» AIM OF THE EXERCISE:
Leave out the pictures and repeat everything else in the records exactly.

— BEGIN DATASET CONTENT —

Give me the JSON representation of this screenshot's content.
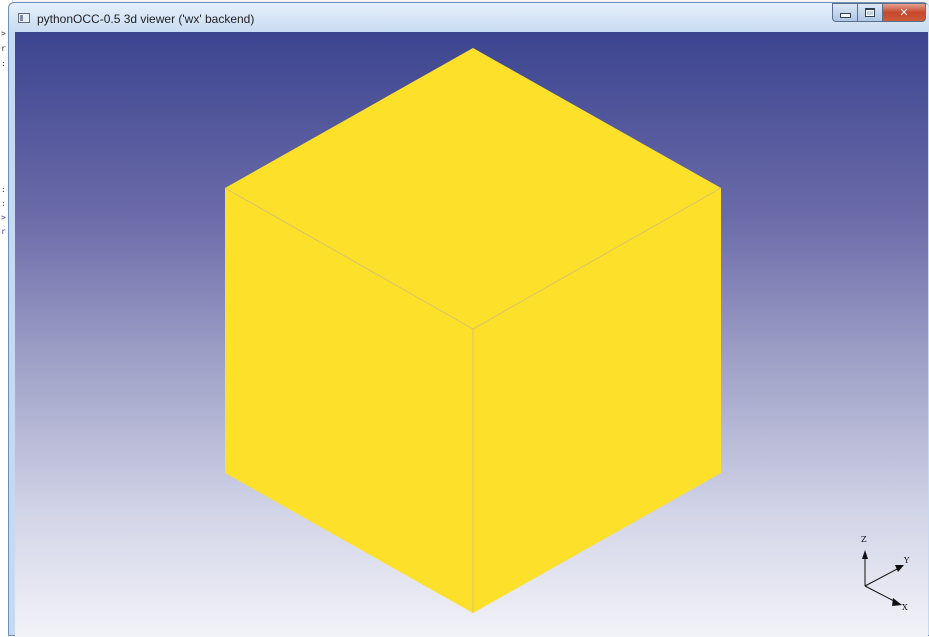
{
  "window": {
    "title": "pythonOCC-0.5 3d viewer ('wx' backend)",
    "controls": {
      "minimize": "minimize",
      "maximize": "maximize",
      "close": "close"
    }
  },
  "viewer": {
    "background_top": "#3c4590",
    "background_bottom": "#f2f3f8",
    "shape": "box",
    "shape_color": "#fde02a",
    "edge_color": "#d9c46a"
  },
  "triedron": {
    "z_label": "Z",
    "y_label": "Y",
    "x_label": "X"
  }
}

— END DATASET CONTENT —

» THE RESPONSE:
Give me the JSON representation of this screenshot's content.
{
  "window": {
    "title": "pythonOCC-0.5 3d viewer ('wx' backend)",
    "controls": {
      "minimize": "minimize",
      "maximize": "maximize",
      "close": "close"
    }
  },
  "viewer": {
    "background_top": "#3c4590",
    "background_bottom": "#f2f3f8",
    "shape": "box",
    "shape_color": "#fde02a",
    "edge_color": "#d9c46a"
  },
  "triedron": {
    "z_label": "Z",
    "y_label": "Y",
    "x_label": "X"
  }
}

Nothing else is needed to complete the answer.